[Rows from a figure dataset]
** Begin **
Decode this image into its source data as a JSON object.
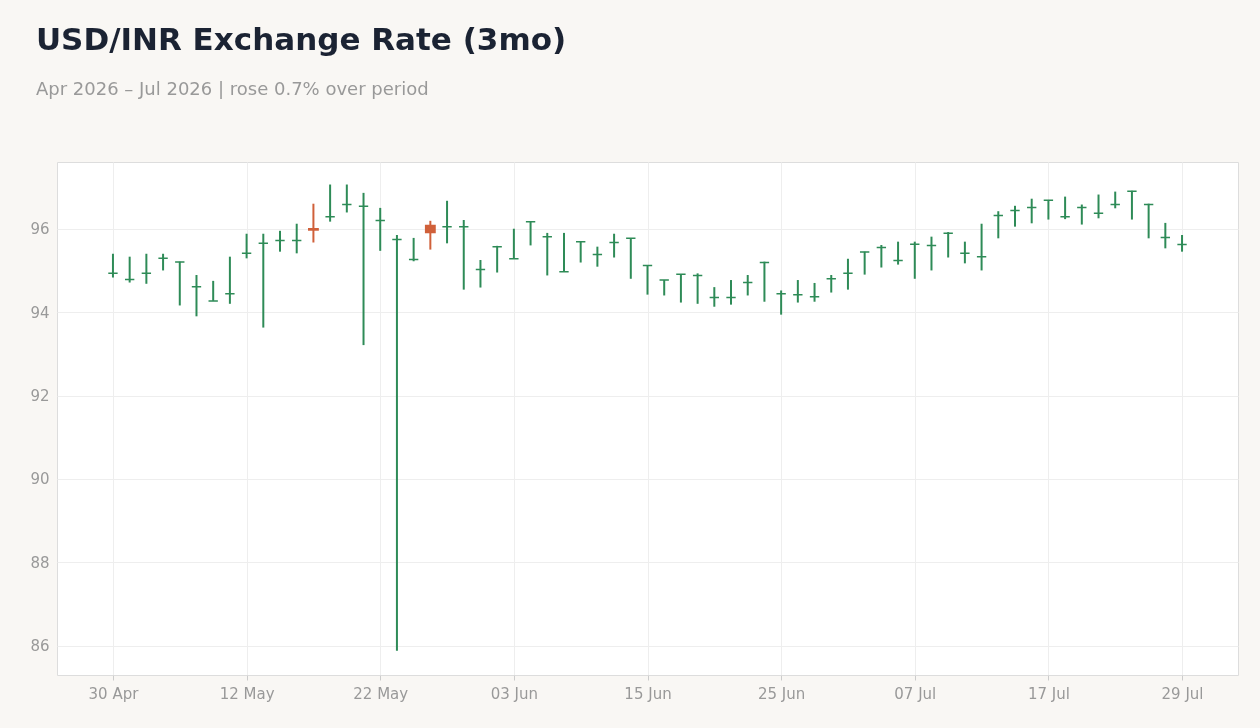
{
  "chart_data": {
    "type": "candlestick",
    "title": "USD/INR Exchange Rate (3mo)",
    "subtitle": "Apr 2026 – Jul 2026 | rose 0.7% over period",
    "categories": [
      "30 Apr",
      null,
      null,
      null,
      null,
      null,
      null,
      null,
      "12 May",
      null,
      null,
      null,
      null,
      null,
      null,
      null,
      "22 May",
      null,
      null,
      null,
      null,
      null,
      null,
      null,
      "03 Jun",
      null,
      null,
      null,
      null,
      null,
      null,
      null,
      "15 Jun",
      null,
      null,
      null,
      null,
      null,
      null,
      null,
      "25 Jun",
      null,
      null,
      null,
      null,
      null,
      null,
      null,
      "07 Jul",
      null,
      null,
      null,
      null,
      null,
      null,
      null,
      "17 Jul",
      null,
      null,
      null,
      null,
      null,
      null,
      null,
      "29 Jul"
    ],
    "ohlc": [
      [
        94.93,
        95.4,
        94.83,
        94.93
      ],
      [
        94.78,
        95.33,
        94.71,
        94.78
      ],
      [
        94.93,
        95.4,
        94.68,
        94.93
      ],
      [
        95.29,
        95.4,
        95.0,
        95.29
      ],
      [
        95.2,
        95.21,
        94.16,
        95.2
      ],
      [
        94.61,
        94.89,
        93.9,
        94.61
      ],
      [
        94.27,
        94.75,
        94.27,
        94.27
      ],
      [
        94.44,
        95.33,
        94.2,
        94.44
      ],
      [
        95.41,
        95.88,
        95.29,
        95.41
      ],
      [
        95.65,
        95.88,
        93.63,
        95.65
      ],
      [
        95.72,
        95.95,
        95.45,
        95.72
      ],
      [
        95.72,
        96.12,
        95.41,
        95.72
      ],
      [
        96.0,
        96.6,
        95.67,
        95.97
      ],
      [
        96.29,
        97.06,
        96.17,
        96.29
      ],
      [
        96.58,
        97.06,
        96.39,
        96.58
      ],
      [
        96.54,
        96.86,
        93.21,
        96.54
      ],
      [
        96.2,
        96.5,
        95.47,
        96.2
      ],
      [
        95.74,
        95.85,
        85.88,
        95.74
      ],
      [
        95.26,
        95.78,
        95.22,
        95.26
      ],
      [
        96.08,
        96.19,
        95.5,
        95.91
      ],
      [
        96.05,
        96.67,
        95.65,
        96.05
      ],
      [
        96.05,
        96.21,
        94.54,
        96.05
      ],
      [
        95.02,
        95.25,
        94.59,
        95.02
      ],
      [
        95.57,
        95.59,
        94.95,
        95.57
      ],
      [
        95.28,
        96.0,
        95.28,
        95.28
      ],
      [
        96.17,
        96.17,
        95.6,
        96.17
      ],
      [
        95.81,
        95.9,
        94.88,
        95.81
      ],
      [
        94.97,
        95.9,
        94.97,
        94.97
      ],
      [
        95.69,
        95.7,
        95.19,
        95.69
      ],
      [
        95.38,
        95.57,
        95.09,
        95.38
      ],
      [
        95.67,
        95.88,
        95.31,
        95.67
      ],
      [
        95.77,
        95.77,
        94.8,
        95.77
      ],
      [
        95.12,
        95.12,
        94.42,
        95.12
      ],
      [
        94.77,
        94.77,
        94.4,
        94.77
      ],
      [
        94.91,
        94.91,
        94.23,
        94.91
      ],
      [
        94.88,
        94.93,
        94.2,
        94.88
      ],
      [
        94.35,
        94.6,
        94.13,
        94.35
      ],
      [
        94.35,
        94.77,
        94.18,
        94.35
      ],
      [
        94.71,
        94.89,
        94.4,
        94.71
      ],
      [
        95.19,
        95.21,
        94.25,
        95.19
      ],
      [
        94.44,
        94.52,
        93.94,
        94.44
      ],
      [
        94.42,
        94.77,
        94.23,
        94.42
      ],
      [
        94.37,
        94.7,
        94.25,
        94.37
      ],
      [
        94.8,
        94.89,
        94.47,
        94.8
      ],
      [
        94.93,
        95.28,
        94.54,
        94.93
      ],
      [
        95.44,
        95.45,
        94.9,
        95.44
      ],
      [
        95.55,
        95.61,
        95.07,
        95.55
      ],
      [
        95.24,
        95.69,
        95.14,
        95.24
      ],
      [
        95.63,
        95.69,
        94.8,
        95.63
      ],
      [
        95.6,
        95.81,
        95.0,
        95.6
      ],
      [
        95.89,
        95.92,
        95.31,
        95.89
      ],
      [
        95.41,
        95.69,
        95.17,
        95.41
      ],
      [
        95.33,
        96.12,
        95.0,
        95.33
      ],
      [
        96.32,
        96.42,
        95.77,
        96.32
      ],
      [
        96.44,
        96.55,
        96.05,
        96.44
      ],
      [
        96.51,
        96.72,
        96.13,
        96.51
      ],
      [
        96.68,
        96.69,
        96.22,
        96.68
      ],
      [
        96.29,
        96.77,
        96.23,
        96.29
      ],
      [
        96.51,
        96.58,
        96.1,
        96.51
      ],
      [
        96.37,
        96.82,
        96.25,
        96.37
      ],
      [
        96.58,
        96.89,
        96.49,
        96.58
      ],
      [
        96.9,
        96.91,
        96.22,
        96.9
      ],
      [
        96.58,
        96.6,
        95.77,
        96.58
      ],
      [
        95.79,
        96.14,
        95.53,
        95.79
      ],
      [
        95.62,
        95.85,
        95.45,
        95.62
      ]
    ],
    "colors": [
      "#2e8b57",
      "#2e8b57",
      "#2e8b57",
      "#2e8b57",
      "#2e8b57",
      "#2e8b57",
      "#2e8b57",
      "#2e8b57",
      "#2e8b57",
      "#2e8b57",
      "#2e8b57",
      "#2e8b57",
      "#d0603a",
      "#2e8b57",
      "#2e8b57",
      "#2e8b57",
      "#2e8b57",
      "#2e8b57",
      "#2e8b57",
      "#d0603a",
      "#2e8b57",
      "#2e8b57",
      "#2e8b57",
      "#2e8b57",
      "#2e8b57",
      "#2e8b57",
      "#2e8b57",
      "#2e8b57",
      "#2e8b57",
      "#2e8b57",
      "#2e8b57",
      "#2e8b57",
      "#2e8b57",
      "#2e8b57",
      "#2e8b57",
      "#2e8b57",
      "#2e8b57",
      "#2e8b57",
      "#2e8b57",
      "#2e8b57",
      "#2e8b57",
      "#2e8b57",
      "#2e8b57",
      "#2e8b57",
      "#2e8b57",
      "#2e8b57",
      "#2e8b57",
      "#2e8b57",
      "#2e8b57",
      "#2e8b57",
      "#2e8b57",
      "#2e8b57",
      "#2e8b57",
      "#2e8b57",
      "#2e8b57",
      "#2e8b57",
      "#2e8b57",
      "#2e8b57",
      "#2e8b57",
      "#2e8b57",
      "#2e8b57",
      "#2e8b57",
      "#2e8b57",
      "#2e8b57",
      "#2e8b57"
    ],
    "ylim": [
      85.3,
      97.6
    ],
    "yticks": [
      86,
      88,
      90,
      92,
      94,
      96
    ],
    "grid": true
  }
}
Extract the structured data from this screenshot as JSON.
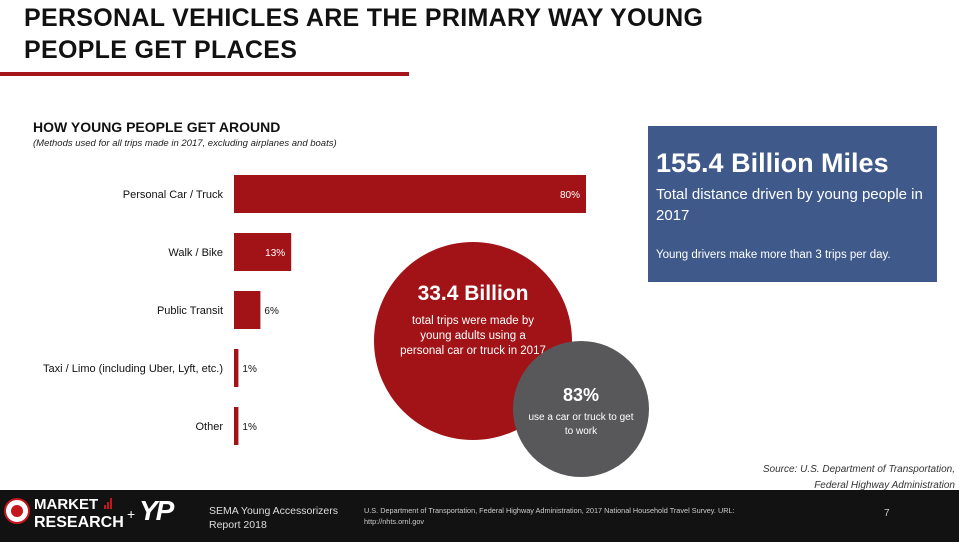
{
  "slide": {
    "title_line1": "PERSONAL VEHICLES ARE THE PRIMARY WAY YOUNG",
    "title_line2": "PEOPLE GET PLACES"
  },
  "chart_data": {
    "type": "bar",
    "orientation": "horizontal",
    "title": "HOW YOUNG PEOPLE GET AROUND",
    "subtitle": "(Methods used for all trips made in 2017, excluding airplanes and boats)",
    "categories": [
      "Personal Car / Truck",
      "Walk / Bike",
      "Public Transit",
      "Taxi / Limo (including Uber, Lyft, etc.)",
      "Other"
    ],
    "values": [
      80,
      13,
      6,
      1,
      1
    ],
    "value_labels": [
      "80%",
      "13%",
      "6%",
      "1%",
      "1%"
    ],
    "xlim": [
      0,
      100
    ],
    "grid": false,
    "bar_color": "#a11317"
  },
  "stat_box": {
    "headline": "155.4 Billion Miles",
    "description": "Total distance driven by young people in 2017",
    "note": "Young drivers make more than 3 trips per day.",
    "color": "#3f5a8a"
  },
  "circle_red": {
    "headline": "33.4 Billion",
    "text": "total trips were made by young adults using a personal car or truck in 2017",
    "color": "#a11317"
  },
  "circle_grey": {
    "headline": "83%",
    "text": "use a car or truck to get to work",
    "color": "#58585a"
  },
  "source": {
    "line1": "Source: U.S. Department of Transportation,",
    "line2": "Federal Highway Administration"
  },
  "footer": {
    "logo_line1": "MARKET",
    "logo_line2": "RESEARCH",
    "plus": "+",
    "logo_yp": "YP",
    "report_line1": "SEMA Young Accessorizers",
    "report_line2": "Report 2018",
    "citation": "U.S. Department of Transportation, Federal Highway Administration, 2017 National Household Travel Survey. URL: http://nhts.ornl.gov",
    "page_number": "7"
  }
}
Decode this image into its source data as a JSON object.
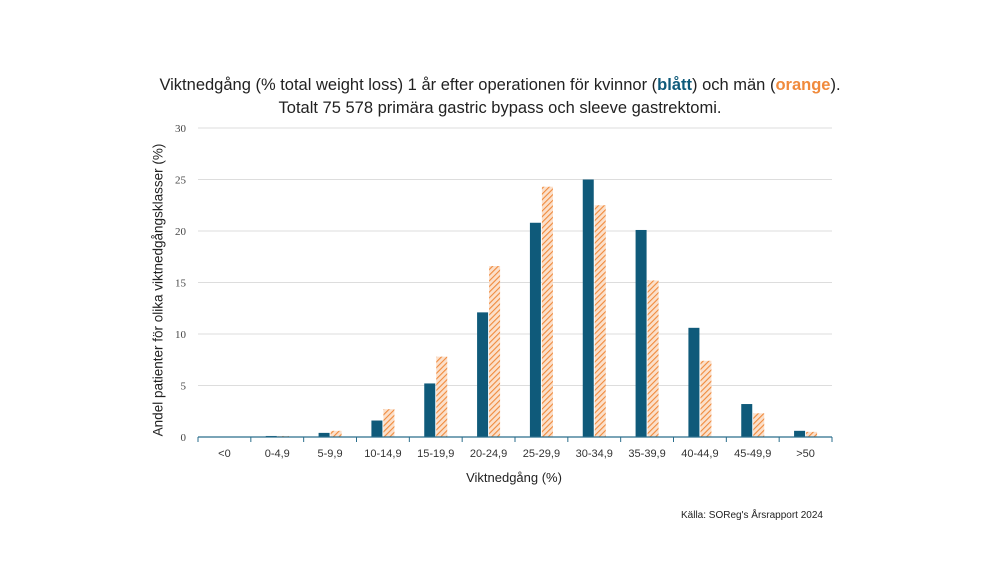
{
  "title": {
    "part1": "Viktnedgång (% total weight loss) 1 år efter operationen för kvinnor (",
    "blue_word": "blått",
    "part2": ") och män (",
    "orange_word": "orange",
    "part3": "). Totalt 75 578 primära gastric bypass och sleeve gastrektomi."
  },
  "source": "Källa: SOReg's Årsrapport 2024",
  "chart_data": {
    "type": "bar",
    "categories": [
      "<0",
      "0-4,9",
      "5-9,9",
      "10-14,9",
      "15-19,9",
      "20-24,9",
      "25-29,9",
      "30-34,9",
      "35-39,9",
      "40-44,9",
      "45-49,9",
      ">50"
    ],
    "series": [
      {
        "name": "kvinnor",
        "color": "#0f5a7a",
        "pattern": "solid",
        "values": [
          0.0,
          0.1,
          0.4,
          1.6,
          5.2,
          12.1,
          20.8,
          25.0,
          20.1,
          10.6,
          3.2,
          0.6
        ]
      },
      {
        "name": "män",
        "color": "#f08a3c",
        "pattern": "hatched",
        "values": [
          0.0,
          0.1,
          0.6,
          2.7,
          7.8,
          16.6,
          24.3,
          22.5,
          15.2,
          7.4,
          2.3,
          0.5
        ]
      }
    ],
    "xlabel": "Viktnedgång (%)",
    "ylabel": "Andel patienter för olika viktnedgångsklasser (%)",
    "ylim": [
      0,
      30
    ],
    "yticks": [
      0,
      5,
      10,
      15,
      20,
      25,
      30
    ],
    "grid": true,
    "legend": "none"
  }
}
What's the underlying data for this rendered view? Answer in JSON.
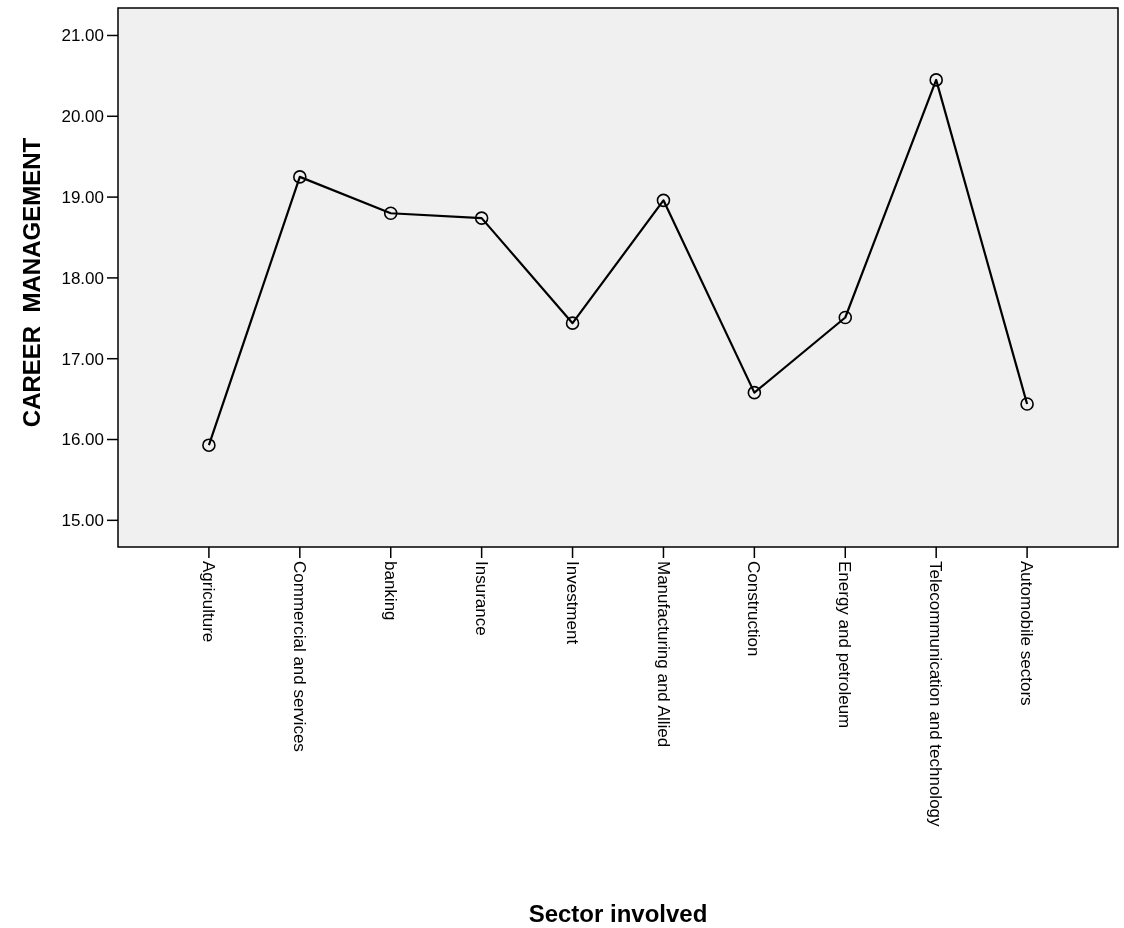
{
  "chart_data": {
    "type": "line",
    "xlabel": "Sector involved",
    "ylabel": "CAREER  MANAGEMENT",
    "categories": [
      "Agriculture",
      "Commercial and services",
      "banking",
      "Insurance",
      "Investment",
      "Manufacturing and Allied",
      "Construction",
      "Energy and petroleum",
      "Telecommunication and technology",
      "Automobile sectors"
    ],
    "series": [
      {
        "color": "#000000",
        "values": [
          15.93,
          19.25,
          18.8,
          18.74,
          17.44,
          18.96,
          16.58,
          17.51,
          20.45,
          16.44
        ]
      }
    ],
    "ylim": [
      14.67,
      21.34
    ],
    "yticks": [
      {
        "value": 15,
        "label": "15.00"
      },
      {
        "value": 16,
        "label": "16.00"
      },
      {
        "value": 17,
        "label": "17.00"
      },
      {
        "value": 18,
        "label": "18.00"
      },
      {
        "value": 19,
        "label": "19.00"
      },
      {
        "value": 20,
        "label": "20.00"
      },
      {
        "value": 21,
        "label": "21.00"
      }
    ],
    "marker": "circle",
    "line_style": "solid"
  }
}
** End **
Problem statement -> Copy out every line from the material above in which the word "JSON" appears.

Finished task ->
Decode this image into its source data as a JSON object.
Extract the structured data from this screenshot as JSON.
Decode this image into its source data as a JSON object.
What's the underlying data for this rendered view? Answer in JSON.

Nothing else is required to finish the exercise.